┏━━

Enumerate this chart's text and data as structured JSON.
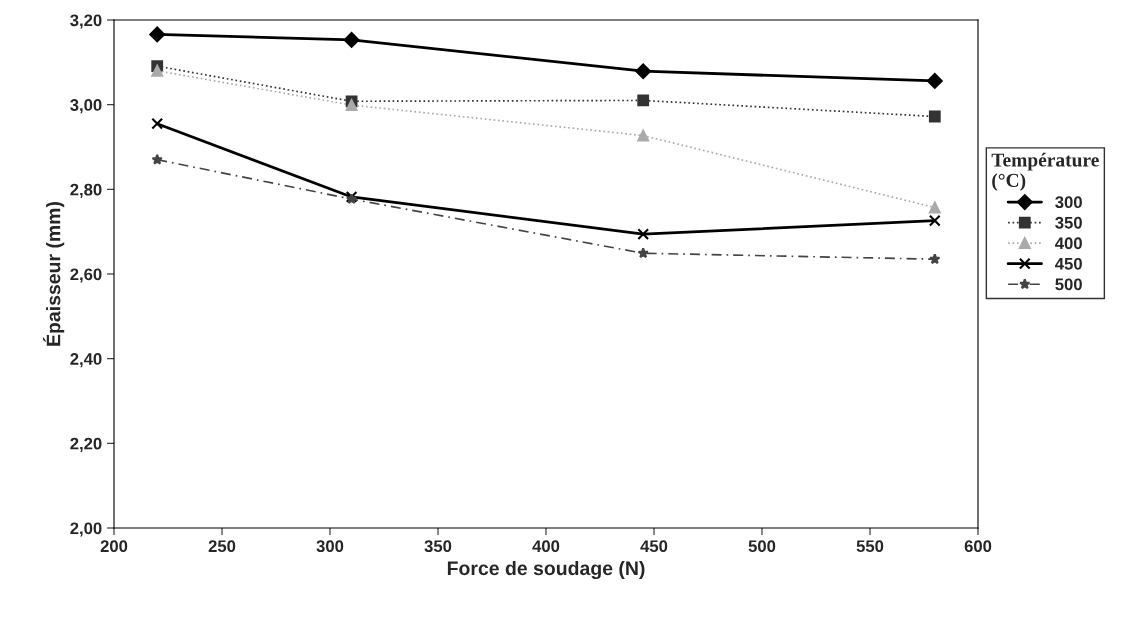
{
  "chart_data": {
    "type": "line",
    "xlabel": "Force de soudage (N)",
    "ylabel": "Épaisseur (mm)",
    "legend_title": "Température\n(°C)",
    "legend": "right",
    "grid": false,
    "x": [
      220,
      310,
      445,
      580
    ],
    "series": [
      {
        "name": "300",
        "color": "#000000",
        "marker": "diamond",
        "line_style": "solid",
        "values": [
          3.166,
          3.153,
          3.079,
          3.056
        ]
      },
      {
        "name": "350",
        "color": "#333333",
        "marker": "square",
        "line_style": "dotted",
        "values": [
          3.091,
          3.008,
          3.01,
          2.972
        ]
      },
      {
        "name": "400",
        "color": "#aaaaaa",
        "marker": "triangle",
        "line_style": "dotted",
        "values": [
          3.08,
          2.999,
          2.927,
          2.757
        ]
      },
      {
        "name": "450",
        "color": "#000000",
        "marker": "cross",
        "line_style": "solid",
        "values": [
          2.955,
          2.782,
          2.694,
          2.726
        ]
      },
      {
        "name": "500",
        "color": "#444444",
        "marker": "star",
        "line_style": "dashed",
        "values": [
          2.87,
          2.777,
          2.649,
          2.635
        ]
      }
    ],
    "xlim": [
      200,
      600
    ],
    "xticks": [
      200,
      250,
      300,
      350,
      400,
      450,
      500,
      550,
      600
    ],
    "ylim": [
      2.0,
      3.2
    ],
    "yticks": [
      {
        "value": 2.0,
        "label": "2,00"
      },
      {
        "value": 2.2,
        "label": "2,20"
      },
      {
        "value": 2.4,
        "label": "2,40"
      },
      {
        "value": 2.6,
        "label": "2,60"
      },
      {
        "value": 2.8,
        "label": "2,80"
      },
      {
        "value": 3.0,
        "label": "3,00"
      },
      {
        "value": 3.2,
        "label": "3,20"
      }
    ]
  }
}
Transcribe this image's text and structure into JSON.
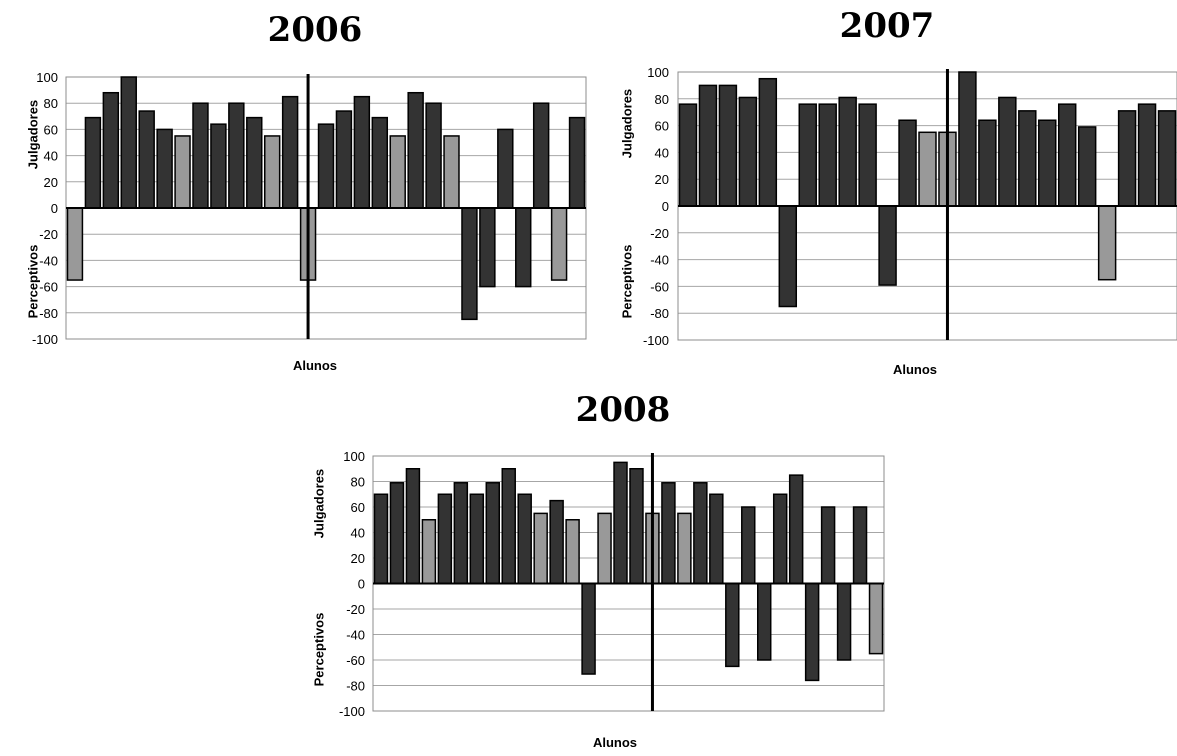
{
  "chart_data": [
    {
      "type": "bar",
      "title": "2006",
      "xlabel": "Alunos",
      "ylabel_top": "Julgadores",
      "ylabel_bottom": "Perceptivos",
      "ylim": [
        -100,
        100
      ],
      "yticks": [
        100,
        80,
        60,
        40,
        20,
        0,
        -20,
        -40,
        -60,
        -80,
        -100
      ],
      "values": [
        -55,
        69,
        88,
        100,
        74,
        60,
        55,
        80,
        64,
        80,
        69,
        55,
        85,
        -55,
        64,
        74,
        85,
        69,
        55,
        88,
        80,
        55,
        -85,
        -60,
        60,
        -60,
        80,
        -55,
        69
      ],
      "highlight": [
        0,
        6,
        11,
        13,
        18,
        21,
        27
      ],
      "divider_after": 13,
      "colors": {
        "dark": "#333333",
        "light": "#999999"
      }
    },
    {
      "type": "bar",
      "title": "2007",
      "xlabel": "Alunos",
      "ylabel_top": "Julgadores",
      "ylabel_bottom": "Perceptivos",
      "ylim": [
        -100,
        100
      ],
      "yticks": [
        100,
        80,
        60,
        40,
        20,
        0,
        -20,
        -40,
        -60,
        -80,
        -100
      ],
      "values": [
        76,
        90,
        90,
        81,
        95,
        -75,
        76,
        76,
        81,
        76,
        -59,
        64,
        55,
        55,
        100,
        64,
        81,
        71,
        64,
        76,
        59,
        -55,
        71,
        76,
        71
      ],
      "highlight": [
        12,
        13,
        21
      ],
      "divider_after": 13,
      "colors": {
        "dark": "#333333",
        "light": "#999999"
      }
    },
    {
      "type": "bar",
      "title": "2008",
      "xlabel": "Alunos",
      "ylabel_top": "Julgadores",
      "ylabel_bottom": "Perceptivos",
      "ylim": [
        -100,
        100
      ],
      "yticks": [
        100,
        80,
        60,
        40,
        20,
        0,
        -20,
        -40,
        -60,
        -80,
        -100
      ],
      "values": [
        70,
        79,
        90,
        50,
        70,
        79,
        70,
        79,
        90,
        70,
        55,
        65,
        50,
        -71,
        55,
        95,
        90,
        55,
        79,
        55,
        79,
        70,
        -65,
        60,
        -60,
        70,
        85,
        -76,
        60,
        -60,
        60,
        -55
      ],
      "highlight": [
        3,
        10,
        12,
        14,
        17,
        19,
        31
      ],
      "divider_after": 17,
      "colors": {
        "dark": "#333333",
        "light": "#999999"
      }
    }
  ]
}
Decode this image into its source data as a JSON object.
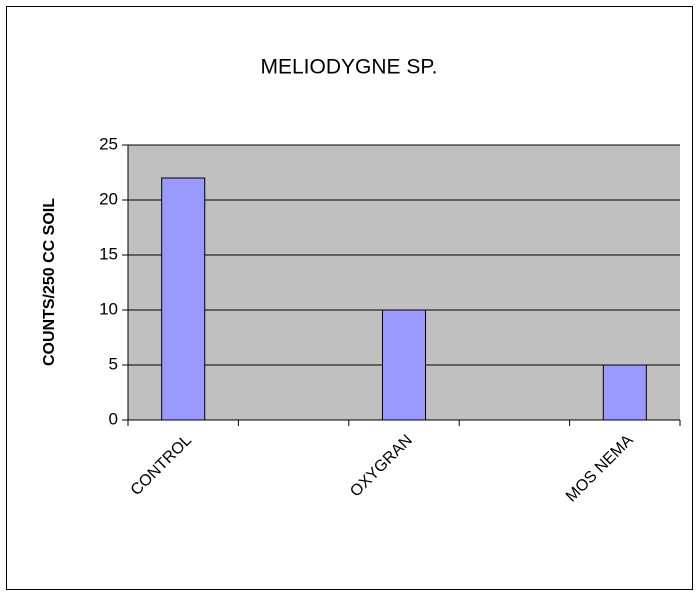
{
  "chart_data": {
    "type": "bar",
    "title": "MELIODYGNE SP.",
    "y_label": "COUNTS/250 CC SOIL",
    "categories": [
      "CONTROL",
      null,
      "OXYGRAN",
      null,
      "MOS NEMA"
    ],
    "values": [
      22,
      null,
      10,
      null,
      5
    ],
    "color": "#9999ff",
    "ylim": [
      0,
      25
    ],
    "yticks": [
      0,
      5,
      10,
      15,
      20,
      25
    ],
    "grid": true,
    "plot_background": "#c0c0c0"
  }
}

┗━━

*Problem statement*
Your copy should hold every record word for word and none of the pictures.

*Task answer*
Enumerate this chart's text and data as structured JSON.
{
  "chart_data": {
    "type": "line",
    "xlabel": "Force de soudage (N)",
    "ylabel": "Épaisseur (mm)",
    "legend_title": "Température\n(°C)",
    "legend": "right",
    "grid": false,
    "x": [
      220,
      310,
      445,
      580
    ],
    "series": [
      {
        "name": "300",
        "color": "#000000",
        "marker": "diamond",
        "line_style": "solid",
        "values": [
          3.166,
          3.153,
          3.079,
          3.056
        ]
      },
      {
        "name": "350",
        "color": "#333333",
        "marker": "square",
        "line_style": "dotted",
        "values": [
          3.091,
          3.008,
          3.01,
          2.972
        ]
      },
      {
        "name": "400",
        "color": "#aaaaaa",
        "marker": "triangle",
        "line_style": "dotted",
        "values": [
          3.08,
          2.999,
          2.927,
          2.757
        ]
      },
      {
        "name": "450",
        "color": "#000000",
        "marker": "cross",
        "line_style": "solid",
        "values": [
          2.955,
          2.782,
          2.694,
          2.726
        ]
      },
      {
        "name": "500",
        "color": "#444444",
        "marker": "star",
        "line_style": "dashed",
        "values": [
          2.87,
          2.777,
          2.649,
          2.635
        ]
      }
    ],
    "xlim": [
      200,
      600
    ],
    "xticks": [
      200,
      250,
      300,
      350,
      400,
      450,
      500,
      550,
      600
    ],
    "ylim": [
      2.0,
      3.2
    ],
    "yticks": [
      {
        "value": 2.0,
        "label": "2,00"
      },
      {
        "value": 2.2,
        "label": "2,20"
      },
      {
        "value": 2.4,
        "label": "2,40"
      },
      {
        "value": 2.6,
        "label": "2,60"
      },
      {
        "value": 2.8,
        "label": "2,80"
      },
      {
        "value": 3.0,
        "label": "3,00"
      },
      {
        "value": 3.2,
        "label": "3,20"
      }
    ]
  }
}
Transcribe this image's text and structure into JSON.
{
  "chart_data": [
    {
      "type": "bar",
      "title": "2006",
      "xlabel": "Alunos",
      "ylabel_top": "Julgadores",
      "ylabel_bottom": "Perceptivos",
      "ylim": [
        -100,
        100
      ],
      "yticks": [
        100,
        80,
        60,
        40,
        20,
        0,
        -20,
        -40,
        -60,
        -80,
        -100
      ],
      "values": [
        -55,
        69,
        88,
        100,
        74,
        60,
        55,
        80,
        64,
        80,
        69,
        55,
        85,
        -55,
        64,
        74,
        85,
        69,
        55,
        88,
        80,
        55,
        -85,
        -60,
        60,
        -60,
        80,
        -55,
        69
      ],
      "highlight": [
        0,
        6,
        11,
        13,
        18,
        21,
        27
      ],
      "divider_after": 13,
      "colors": {
        "dark": "#333333",
        "light": "#999999"
      }
    },
    {
      "type": "bar",
      "title": "2007",
      "xlabel": "Alunos",
      "ylabel_top": "Julgadores",
      "ylabel_bottom": "Perceptivos",
      "ylim": [
        -100,
        100
      ],
      "yticks": [
        100,
        80,
        60,
        40,
        20,
        0,
        -20,
        -40,
        -60,
        -80,
        -100
      ],
      "values": [
        76,
        90,
        90,
        81,
        95,
        -75,
        76,
        76,
        81,
        76,
        -59,
        64,
        55,
        55,
        100,
        64,
        81,
        71,
        64,
        76,
        59,
        -55,
        71,
        76,
        71
      ],
      "highlight": [
        12,
        13,
        21
      ],
      "divider_after": 13,
      "colors": {
        "dark": "#333333",
        "light": "#999999"
      }
    },
    {
      "type": "bar",
      "title": "2008",
      "xlabel": "Alunos",
      "ylabel_top": "Julgadores",
      "ylabel_bottom": "Perceptivos",
      "ylim": [
        -100,
        100
      ],
      "yticks": [
        100,
        80,
        60,
        40,
        20,
        0,
        -20,
        -40,
        -60,
        -80,
        -100
      ],
      "values": [
        70,
        79,
        90,
        50,
        70,
        79,
        70,
        79,
        90,
        70,
        55,
        65,
        50,
        -71,
        55,
        95,
        90,
        55,
        79,
        55,
        79,
        70,
        -65,
        60,
        -60,
        70,
        85,
        -76,
        60,
        -60,
        60,
        -55
      ],
      "highlight": [
        3,
        10,
        12,
        14,
        17,
        19,
        31
      ],
      "divider_after": 17,
      "colors": {
        "dark": "#333333",
        "light": "#999999"
      }
    }
  ]
}
Decode this image into its source data as a JSON object.
{
  "chart_data": {
    "type": "bar",
    "title": "MELIODYGNE SP.",
    "y_label": "COUNTS/250 CC SOIL",
    "categories": [
      "CONTROL",
      null,
      "OXYGRAN",
      null,
      "MOS NEMA"
    ],
    "values": [
      22,
      null,
      10,
      null,
      5
    ],
    "color": "#9999ff",
    "ylim": [
      0,
      25
    ],
    "yticks": [
      0,
      5,
      10,
      15,
      20,
      25
    ],
    "grid": true,
    "plot_background": "#c0c0c0"
  }
}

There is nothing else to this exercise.